● **EXERCISE DIRECTIONS**
Scan the lines below for the word "screenshot". Copy each line you find it in.

● **GIVEN DATA**
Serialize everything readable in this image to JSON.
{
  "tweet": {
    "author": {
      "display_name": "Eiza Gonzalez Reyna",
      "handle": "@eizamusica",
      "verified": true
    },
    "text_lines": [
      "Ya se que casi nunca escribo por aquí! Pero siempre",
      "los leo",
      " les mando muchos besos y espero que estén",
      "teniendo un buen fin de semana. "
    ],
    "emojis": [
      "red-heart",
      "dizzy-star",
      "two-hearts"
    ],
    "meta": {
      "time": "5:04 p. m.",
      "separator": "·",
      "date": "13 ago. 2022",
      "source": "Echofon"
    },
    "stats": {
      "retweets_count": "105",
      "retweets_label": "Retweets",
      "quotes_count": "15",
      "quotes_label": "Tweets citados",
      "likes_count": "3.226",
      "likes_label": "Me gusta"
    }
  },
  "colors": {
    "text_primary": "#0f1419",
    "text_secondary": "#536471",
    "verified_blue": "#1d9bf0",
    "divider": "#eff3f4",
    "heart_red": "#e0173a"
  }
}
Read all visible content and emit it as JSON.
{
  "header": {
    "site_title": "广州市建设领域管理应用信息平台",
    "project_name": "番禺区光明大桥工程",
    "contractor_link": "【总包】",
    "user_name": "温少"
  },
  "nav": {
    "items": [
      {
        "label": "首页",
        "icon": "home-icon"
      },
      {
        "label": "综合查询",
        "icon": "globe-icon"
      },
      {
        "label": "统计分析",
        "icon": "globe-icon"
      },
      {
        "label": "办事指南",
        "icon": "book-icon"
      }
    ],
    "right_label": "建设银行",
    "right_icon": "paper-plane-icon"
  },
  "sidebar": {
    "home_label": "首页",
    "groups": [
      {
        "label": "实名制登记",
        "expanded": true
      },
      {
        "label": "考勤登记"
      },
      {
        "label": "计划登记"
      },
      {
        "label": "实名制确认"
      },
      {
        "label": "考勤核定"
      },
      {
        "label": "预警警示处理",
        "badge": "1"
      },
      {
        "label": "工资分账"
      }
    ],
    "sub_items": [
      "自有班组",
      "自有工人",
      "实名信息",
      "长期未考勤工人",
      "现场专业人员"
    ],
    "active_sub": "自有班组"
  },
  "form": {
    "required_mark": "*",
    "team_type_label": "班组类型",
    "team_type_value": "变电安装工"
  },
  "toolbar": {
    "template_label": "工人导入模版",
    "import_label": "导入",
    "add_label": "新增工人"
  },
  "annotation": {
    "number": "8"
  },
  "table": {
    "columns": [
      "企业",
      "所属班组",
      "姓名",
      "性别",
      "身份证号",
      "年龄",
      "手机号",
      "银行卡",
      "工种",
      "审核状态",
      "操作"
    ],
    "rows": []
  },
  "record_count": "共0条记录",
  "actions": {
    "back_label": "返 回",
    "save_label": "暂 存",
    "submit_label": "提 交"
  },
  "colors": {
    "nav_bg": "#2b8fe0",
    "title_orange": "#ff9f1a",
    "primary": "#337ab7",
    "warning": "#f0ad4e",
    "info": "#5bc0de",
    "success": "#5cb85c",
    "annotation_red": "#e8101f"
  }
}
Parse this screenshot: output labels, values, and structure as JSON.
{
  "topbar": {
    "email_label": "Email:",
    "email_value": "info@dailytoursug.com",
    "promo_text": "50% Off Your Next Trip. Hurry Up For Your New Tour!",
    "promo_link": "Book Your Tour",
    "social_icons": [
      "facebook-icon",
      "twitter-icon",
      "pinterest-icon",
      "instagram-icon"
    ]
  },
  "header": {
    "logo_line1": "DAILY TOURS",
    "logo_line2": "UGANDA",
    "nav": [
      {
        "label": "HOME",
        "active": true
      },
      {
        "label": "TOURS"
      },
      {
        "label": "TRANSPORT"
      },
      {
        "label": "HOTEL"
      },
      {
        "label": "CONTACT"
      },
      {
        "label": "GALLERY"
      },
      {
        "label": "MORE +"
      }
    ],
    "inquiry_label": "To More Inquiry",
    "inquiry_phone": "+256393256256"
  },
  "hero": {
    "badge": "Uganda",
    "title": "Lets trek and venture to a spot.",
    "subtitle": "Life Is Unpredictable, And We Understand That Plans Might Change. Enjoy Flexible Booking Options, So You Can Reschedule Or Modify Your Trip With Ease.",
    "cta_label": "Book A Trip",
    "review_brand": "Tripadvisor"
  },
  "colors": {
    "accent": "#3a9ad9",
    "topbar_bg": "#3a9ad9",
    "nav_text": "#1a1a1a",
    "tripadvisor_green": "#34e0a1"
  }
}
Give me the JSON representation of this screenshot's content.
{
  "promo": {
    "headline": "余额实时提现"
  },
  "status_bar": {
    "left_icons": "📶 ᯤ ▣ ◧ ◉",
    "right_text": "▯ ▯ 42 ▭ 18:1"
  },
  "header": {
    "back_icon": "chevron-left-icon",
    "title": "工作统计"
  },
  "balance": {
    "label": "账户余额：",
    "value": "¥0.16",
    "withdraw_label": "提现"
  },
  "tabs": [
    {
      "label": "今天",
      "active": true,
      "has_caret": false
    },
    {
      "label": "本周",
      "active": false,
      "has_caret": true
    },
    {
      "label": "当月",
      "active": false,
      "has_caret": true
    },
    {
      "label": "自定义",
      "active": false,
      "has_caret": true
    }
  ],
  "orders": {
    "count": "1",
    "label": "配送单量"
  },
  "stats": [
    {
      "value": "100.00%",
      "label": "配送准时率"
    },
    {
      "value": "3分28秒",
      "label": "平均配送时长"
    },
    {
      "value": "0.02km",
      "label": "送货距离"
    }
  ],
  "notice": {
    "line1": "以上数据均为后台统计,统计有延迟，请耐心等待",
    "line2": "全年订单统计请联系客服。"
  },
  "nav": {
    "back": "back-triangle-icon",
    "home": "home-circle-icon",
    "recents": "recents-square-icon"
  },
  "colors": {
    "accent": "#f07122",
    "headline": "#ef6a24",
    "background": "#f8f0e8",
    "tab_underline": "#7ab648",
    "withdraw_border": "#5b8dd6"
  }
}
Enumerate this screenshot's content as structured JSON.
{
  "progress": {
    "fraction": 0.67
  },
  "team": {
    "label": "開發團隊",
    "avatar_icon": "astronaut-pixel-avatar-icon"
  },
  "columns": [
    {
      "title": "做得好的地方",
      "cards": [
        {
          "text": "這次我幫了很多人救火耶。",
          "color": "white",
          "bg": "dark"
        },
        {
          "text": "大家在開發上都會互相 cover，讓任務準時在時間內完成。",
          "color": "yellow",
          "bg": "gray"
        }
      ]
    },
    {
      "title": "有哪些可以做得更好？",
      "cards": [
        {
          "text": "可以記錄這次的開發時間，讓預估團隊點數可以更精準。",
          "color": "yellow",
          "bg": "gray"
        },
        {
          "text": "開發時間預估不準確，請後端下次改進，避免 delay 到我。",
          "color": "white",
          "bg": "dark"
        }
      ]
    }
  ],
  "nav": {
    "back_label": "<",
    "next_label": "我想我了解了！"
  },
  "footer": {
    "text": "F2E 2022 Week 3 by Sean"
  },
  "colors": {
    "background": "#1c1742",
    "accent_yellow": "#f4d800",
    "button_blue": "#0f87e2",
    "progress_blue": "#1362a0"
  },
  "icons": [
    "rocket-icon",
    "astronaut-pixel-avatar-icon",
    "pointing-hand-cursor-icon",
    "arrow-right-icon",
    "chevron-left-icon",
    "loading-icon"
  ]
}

● **FINISHED TASK**
Parse this screenshot: output labels, values, and structure as JSON.
Give me the JSON representation of this screenshot's content.
Enumerate this screenshot's content as structured JSON.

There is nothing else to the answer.